↓
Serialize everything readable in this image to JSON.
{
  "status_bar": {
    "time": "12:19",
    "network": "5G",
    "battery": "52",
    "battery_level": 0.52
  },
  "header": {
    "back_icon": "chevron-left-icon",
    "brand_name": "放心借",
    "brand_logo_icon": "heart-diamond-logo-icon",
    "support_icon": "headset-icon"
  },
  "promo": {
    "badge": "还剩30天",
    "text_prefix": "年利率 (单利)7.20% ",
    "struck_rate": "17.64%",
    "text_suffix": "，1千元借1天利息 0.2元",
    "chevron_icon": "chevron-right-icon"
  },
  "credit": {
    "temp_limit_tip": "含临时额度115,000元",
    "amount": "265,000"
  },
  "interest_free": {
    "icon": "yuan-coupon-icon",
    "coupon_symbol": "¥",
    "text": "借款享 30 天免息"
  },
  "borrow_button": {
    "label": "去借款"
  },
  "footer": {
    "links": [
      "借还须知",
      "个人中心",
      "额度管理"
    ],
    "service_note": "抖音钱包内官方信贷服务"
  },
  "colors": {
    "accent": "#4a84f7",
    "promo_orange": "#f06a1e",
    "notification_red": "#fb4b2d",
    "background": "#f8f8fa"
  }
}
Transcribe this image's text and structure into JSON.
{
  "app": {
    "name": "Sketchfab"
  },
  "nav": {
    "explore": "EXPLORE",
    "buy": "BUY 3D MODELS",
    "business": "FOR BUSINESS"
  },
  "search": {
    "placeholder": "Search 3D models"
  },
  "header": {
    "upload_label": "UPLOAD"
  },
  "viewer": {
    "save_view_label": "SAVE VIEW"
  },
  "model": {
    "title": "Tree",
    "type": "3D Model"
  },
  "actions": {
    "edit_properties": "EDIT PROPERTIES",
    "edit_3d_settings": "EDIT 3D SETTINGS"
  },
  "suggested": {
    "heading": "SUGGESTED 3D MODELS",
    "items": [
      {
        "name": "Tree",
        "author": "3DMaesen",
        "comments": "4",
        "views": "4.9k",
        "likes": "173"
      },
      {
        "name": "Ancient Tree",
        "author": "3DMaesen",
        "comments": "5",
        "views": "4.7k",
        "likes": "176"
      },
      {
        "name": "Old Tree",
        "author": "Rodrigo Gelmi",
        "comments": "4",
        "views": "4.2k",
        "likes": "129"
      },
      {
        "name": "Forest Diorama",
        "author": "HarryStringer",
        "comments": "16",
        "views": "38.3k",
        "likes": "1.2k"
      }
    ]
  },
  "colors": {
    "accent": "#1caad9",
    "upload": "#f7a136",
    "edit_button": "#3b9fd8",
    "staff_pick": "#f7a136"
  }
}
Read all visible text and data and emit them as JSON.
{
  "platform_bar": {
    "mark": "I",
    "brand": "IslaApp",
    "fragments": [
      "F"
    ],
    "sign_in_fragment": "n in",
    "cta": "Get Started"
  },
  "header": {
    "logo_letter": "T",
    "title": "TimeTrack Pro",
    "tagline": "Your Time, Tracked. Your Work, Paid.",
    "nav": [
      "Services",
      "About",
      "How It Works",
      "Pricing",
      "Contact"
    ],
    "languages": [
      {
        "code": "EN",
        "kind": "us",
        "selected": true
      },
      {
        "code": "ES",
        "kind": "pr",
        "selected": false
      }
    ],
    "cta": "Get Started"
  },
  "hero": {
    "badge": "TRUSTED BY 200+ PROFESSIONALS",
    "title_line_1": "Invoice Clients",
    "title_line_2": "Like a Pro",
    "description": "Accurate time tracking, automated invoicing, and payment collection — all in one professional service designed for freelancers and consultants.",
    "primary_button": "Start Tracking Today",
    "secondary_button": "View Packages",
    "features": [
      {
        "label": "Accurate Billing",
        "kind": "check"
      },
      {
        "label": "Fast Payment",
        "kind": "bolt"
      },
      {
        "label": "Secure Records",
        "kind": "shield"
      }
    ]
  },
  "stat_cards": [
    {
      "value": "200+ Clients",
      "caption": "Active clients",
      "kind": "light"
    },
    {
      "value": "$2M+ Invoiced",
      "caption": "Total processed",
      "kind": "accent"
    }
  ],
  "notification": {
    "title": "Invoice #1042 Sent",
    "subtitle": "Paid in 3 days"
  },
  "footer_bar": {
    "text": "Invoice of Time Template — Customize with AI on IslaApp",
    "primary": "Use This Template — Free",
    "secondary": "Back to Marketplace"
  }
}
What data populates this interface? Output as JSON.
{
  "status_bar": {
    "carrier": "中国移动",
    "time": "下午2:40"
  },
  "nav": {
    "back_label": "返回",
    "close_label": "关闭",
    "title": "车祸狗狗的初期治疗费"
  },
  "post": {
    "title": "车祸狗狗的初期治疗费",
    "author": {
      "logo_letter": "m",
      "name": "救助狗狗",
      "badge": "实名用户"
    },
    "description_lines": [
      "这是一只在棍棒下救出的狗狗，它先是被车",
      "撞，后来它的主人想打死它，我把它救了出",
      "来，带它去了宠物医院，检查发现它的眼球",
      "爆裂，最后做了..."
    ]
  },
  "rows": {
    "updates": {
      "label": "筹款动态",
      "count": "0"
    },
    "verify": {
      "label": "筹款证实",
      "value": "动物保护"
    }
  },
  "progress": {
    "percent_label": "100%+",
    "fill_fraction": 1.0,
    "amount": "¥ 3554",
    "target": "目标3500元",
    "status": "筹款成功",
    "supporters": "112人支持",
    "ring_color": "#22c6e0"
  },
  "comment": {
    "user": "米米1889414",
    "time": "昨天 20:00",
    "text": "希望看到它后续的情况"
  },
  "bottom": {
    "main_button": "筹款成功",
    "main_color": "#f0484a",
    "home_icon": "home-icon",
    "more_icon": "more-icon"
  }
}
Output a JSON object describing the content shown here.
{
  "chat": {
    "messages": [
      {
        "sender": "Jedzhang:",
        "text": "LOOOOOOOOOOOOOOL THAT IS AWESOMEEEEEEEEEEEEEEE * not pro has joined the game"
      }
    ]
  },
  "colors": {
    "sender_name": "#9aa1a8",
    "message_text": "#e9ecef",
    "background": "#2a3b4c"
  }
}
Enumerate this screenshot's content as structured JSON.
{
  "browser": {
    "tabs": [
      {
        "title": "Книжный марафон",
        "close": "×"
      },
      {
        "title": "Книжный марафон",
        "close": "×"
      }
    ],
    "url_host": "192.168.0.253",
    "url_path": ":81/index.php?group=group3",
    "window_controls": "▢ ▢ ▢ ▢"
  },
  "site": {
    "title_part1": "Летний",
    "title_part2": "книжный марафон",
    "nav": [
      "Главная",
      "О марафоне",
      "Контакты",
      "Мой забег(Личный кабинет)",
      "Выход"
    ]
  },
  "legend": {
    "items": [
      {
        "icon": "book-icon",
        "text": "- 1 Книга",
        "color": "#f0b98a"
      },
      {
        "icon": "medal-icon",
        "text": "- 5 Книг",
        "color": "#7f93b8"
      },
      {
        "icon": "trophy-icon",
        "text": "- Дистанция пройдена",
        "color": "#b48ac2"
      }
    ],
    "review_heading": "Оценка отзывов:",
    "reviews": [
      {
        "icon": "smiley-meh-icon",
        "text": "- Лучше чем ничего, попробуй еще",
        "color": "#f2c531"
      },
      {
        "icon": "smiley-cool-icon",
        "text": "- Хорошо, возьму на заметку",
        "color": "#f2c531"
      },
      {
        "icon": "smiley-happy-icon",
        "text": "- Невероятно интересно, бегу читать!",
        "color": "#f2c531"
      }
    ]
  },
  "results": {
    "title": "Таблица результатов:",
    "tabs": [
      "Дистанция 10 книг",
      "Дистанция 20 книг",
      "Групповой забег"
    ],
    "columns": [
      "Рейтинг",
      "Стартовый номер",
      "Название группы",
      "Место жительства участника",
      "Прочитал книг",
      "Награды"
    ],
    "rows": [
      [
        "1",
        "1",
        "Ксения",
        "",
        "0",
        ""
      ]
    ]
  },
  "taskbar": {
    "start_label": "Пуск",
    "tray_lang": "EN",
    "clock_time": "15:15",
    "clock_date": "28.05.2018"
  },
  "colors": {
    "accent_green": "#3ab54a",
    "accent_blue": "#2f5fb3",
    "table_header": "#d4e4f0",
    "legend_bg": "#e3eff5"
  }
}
↑
** What you will do **
Identify each line in the entries with the word "author" and copy it.

** Solution to this exercise **
        "author": "3DMaesen",
        "author": "3DMaesen",
        "author": "Rodrigo Gelmi",
        "author": "HarryStringer",
    "author": {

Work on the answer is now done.